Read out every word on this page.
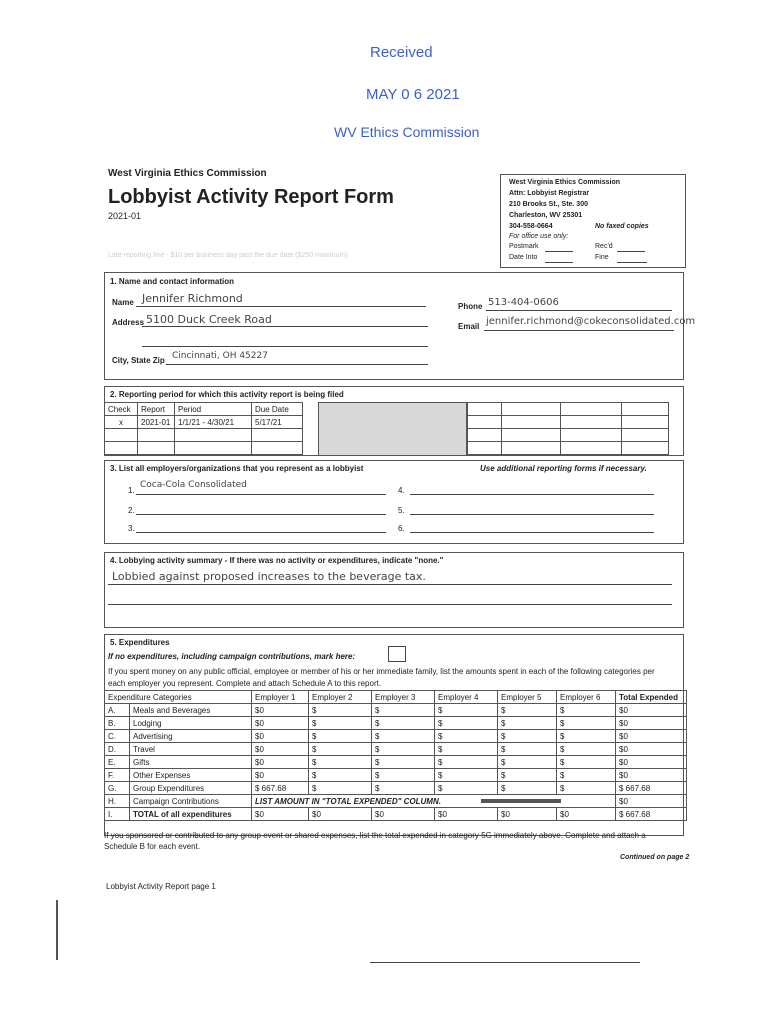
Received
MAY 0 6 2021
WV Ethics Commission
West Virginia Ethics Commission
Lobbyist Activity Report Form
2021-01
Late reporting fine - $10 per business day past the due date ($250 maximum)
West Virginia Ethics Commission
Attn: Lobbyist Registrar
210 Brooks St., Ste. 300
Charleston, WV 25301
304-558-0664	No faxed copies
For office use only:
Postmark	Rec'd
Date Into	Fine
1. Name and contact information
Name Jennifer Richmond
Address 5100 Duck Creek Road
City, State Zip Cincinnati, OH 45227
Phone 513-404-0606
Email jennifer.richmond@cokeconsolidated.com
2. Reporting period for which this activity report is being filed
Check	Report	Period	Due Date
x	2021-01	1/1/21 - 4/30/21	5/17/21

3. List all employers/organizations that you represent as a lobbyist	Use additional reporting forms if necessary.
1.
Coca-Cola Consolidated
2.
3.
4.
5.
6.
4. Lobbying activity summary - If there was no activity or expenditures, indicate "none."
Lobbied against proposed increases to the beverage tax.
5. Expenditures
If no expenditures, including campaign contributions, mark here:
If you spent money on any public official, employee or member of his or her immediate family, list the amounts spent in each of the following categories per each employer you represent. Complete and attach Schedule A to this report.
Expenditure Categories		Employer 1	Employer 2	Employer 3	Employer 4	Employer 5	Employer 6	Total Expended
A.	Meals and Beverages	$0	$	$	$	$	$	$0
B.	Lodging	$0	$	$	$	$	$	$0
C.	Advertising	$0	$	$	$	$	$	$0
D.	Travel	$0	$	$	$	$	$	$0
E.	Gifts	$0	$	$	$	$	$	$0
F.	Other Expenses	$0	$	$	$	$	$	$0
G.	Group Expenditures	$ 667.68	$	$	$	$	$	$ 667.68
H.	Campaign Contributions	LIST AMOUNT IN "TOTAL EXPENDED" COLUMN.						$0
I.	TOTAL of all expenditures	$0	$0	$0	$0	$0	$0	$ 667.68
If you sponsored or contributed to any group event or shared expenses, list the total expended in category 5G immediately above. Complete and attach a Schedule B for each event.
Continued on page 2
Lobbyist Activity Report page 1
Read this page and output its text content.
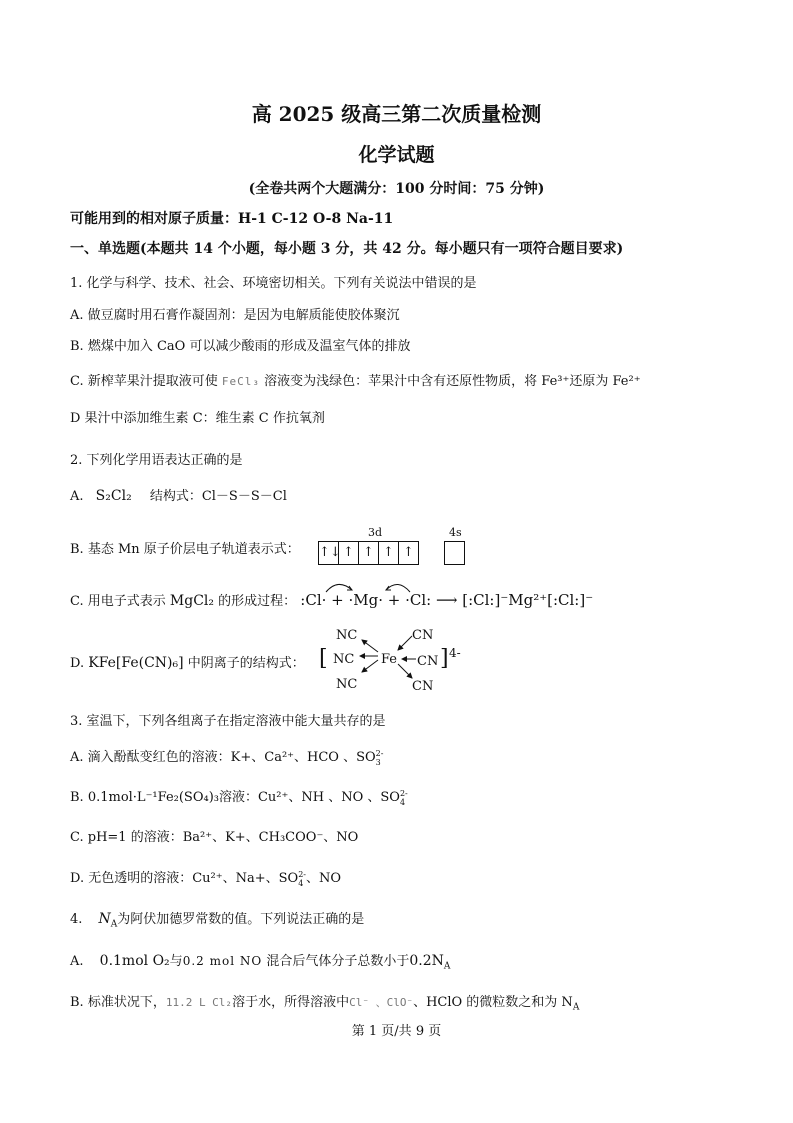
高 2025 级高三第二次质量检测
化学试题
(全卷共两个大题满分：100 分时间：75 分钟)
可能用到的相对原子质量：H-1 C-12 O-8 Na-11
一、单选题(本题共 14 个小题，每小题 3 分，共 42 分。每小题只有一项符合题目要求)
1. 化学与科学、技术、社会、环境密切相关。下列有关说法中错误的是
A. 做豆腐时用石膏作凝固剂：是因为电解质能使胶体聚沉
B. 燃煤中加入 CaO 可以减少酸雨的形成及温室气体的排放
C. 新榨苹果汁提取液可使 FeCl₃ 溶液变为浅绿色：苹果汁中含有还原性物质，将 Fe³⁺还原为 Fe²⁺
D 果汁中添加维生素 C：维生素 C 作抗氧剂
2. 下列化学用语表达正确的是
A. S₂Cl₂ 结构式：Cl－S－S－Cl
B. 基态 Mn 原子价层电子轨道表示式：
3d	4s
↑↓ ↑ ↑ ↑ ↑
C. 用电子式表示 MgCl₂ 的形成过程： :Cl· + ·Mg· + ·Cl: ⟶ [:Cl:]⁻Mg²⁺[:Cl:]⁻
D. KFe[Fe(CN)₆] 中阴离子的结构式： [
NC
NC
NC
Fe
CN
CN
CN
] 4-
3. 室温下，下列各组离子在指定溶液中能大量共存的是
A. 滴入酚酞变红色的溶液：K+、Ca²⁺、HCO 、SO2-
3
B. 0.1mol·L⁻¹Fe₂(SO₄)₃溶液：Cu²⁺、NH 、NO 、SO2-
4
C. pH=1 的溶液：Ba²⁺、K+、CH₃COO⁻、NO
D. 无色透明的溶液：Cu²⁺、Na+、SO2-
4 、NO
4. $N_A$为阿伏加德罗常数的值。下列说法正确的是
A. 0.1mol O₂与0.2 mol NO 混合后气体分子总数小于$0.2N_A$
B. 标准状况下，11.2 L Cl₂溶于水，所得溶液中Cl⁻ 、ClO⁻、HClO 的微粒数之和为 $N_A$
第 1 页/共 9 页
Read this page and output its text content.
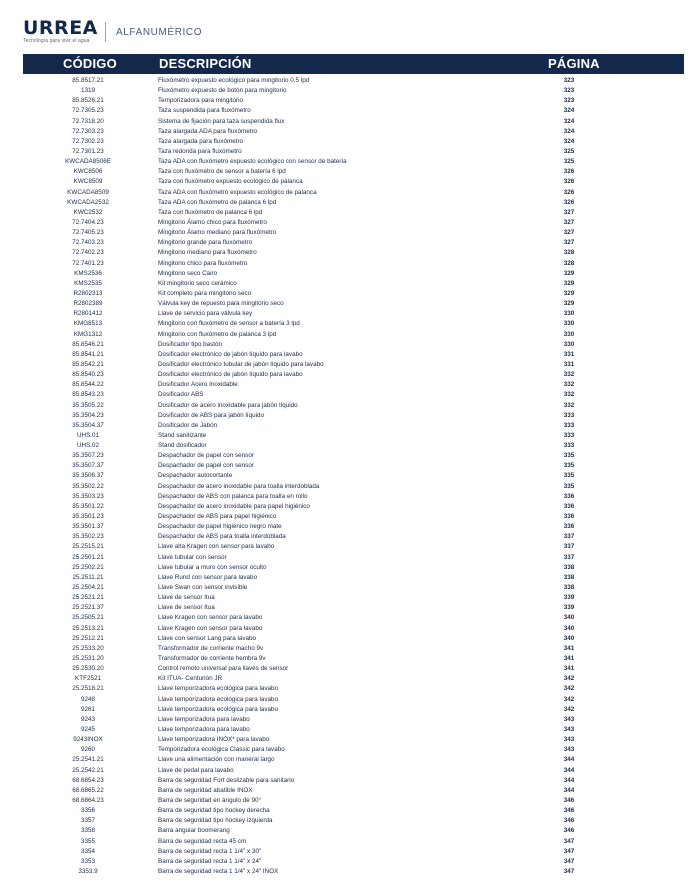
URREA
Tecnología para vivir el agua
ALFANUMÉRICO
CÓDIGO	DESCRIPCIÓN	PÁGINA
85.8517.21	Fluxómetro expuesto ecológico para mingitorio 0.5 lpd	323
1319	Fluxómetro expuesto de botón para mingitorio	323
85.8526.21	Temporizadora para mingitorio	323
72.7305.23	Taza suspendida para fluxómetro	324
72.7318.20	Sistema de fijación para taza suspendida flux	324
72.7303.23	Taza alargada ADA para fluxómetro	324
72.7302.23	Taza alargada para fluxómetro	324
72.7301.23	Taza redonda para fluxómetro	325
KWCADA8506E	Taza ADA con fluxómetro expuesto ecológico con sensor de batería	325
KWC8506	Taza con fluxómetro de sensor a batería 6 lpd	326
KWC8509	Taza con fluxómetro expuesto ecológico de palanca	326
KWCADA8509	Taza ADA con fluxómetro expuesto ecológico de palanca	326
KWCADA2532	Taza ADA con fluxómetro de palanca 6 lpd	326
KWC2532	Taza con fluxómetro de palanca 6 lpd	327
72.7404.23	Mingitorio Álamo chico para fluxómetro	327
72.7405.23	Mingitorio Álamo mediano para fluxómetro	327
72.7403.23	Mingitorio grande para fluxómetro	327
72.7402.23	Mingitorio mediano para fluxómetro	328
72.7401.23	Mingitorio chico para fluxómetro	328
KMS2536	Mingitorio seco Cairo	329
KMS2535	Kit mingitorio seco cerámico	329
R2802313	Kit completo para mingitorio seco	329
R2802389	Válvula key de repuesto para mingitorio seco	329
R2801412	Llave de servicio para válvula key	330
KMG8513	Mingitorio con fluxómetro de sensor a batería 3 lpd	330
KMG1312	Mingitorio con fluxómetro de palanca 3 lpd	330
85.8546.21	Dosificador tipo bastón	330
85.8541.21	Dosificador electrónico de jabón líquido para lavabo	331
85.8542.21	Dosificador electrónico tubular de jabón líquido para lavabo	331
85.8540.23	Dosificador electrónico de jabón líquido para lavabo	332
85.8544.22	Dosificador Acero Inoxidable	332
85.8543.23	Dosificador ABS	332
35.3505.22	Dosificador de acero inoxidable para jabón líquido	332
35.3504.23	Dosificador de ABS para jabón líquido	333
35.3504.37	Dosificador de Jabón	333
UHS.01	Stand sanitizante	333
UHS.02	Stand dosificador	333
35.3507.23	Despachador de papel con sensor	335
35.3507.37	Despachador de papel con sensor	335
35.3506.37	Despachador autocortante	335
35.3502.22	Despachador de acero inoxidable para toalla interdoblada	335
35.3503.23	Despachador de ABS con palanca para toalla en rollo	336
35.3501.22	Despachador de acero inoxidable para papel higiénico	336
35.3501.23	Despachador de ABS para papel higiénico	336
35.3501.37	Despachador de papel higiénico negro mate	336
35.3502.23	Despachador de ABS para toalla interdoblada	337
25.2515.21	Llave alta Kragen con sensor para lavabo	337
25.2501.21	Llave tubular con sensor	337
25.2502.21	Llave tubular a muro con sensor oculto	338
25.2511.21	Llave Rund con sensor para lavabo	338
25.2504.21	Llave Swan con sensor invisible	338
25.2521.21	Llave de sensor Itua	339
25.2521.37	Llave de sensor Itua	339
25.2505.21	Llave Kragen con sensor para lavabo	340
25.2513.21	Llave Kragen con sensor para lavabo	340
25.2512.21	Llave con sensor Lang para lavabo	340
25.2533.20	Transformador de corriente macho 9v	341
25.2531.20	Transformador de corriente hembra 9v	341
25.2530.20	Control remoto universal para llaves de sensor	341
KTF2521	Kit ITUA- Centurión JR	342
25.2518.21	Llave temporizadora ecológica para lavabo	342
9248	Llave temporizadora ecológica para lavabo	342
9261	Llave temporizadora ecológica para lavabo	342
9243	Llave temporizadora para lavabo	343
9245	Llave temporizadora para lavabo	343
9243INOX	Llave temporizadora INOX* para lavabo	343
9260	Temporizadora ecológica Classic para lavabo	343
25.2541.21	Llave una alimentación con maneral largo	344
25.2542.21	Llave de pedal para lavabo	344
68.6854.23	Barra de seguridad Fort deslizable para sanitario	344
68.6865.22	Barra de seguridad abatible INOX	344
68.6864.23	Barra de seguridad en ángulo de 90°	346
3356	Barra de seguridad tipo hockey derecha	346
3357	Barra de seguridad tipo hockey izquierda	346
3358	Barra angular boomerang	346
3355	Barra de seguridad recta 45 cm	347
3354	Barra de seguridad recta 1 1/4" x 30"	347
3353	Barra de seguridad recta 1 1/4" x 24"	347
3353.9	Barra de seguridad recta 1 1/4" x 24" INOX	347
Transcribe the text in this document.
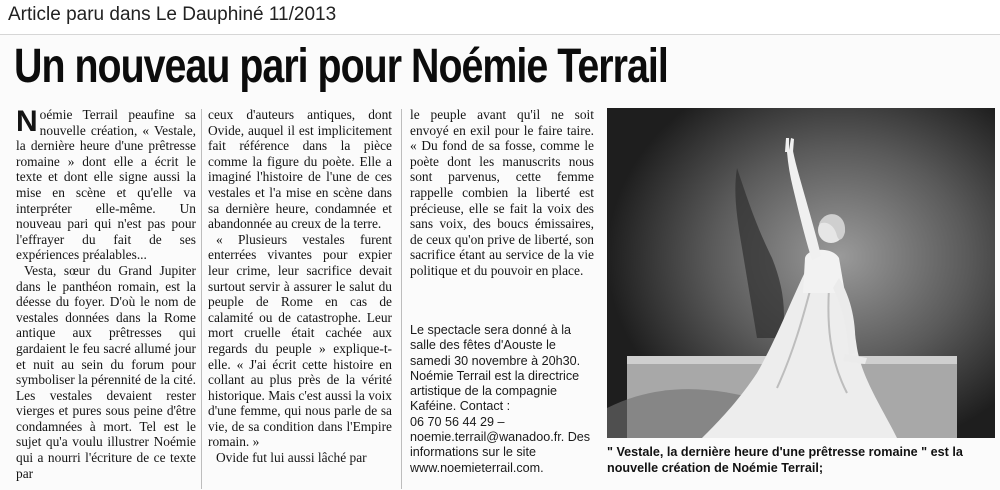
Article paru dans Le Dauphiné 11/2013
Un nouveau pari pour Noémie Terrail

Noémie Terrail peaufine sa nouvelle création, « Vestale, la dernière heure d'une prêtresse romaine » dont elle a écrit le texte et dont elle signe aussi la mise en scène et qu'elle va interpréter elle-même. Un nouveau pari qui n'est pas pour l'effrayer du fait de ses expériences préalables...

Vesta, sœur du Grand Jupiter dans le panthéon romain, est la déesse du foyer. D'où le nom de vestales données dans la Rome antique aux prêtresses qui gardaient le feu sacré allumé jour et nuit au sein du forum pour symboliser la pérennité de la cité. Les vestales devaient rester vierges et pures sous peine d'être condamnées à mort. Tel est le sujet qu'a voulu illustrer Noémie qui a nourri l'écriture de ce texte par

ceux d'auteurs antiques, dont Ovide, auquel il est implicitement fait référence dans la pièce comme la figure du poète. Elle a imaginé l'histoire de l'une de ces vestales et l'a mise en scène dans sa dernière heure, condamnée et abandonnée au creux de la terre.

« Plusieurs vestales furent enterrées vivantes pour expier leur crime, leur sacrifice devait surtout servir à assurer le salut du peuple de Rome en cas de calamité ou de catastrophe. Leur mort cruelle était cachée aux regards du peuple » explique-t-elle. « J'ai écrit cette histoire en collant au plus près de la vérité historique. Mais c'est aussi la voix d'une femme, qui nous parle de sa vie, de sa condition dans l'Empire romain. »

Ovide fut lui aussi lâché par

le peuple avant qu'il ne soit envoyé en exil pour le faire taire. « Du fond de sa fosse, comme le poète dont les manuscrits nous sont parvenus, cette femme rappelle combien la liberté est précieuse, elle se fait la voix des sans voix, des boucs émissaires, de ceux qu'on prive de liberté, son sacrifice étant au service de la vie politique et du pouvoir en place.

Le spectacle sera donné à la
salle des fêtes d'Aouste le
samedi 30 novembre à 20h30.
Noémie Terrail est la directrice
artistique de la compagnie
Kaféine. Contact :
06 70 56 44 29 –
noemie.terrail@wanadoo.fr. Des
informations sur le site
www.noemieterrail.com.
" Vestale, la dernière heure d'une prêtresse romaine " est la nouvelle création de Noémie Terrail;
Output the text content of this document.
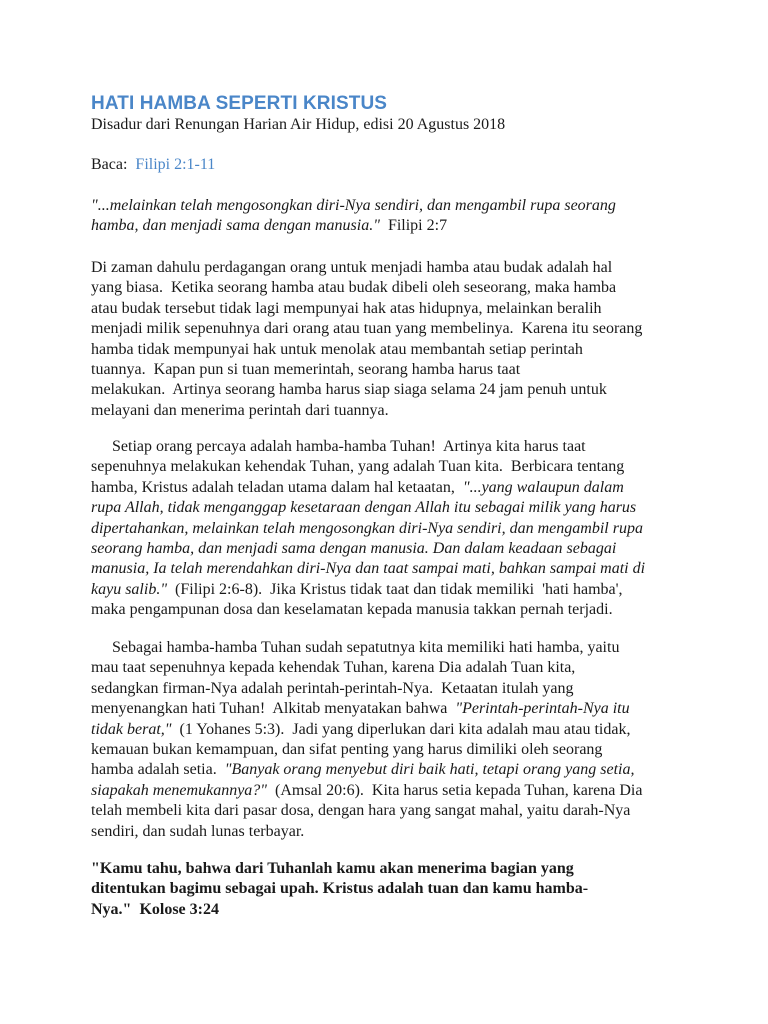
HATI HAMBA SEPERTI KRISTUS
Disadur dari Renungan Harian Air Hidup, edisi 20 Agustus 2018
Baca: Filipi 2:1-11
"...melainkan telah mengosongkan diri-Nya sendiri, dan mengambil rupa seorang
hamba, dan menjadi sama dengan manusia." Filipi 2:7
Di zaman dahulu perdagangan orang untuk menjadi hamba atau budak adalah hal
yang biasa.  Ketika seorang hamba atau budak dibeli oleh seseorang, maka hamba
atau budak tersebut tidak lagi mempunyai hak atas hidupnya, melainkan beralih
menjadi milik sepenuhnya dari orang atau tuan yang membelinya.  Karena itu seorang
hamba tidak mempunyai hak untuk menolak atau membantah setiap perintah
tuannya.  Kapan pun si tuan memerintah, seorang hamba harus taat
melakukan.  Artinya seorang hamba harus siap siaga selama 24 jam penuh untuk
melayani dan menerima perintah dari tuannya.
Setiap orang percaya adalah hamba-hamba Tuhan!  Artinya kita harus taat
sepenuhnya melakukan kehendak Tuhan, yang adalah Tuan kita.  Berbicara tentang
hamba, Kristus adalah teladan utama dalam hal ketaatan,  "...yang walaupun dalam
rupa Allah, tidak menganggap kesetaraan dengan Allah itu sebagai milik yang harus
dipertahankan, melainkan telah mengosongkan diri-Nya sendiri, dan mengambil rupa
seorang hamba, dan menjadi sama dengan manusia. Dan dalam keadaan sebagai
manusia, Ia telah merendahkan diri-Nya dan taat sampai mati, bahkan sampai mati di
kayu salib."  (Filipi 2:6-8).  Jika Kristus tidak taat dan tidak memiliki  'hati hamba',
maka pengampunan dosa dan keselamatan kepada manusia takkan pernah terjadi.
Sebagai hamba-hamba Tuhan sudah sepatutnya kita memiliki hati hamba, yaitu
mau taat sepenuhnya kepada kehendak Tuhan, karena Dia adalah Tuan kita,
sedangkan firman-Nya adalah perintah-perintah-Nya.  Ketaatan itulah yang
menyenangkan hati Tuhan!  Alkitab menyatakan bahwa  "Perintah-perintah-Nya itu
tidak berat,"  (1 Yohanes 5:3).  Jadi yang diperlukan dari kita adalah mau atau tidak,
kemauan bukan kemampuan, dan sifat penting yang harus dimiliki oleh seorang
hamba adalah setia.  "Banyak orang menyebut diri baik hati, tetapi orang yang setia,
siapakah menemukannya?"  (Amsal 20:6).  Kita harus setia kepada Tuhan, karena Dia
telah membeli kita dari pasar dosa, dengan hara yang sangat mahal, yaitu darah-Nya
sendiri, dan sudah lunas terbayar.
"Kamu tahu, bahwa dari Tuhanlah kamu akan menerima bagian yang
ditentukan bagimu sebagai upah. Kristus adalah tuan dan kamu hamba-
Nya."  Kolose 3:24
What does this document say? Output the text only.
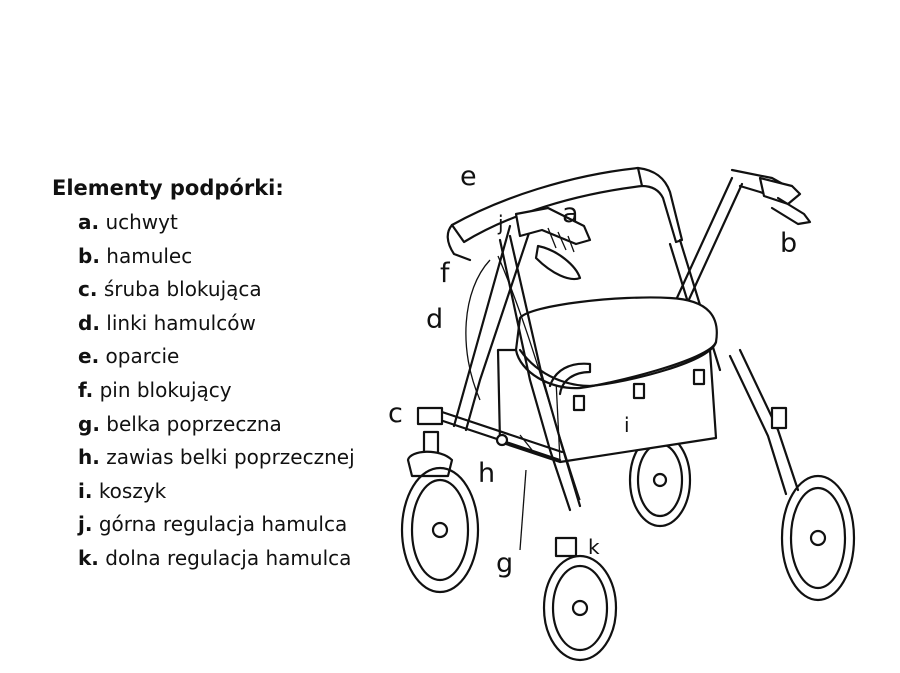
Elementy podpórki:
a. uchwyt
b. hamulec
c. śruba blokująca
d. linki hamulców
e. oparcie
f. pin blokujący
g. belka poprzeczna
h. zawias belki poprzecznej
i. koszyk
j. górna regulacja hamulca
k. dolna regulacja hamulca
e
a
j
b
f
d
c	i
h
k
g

★ ★ ★ ★ ★

▸ **What to work on**: Copy out exactly the lines between the line containing "What does this" and the end of the entries, including both, and leave the pictures behind.

▸ **Worked answer**:
What does this document say? Output the text only.
Elementy podpórki:
a. uchwyt
b. hamulec
c. śruba blokująca
d. linki hamulców
e. oparcie
f. pin blokujący
g. belka poprzeczna
h. zawias belki poprzecznej
i. koszyk
j. górna regulacja hamulca
k. dolna regulacja hamulca
e
a
j
b
f
d
c	i
h
k
g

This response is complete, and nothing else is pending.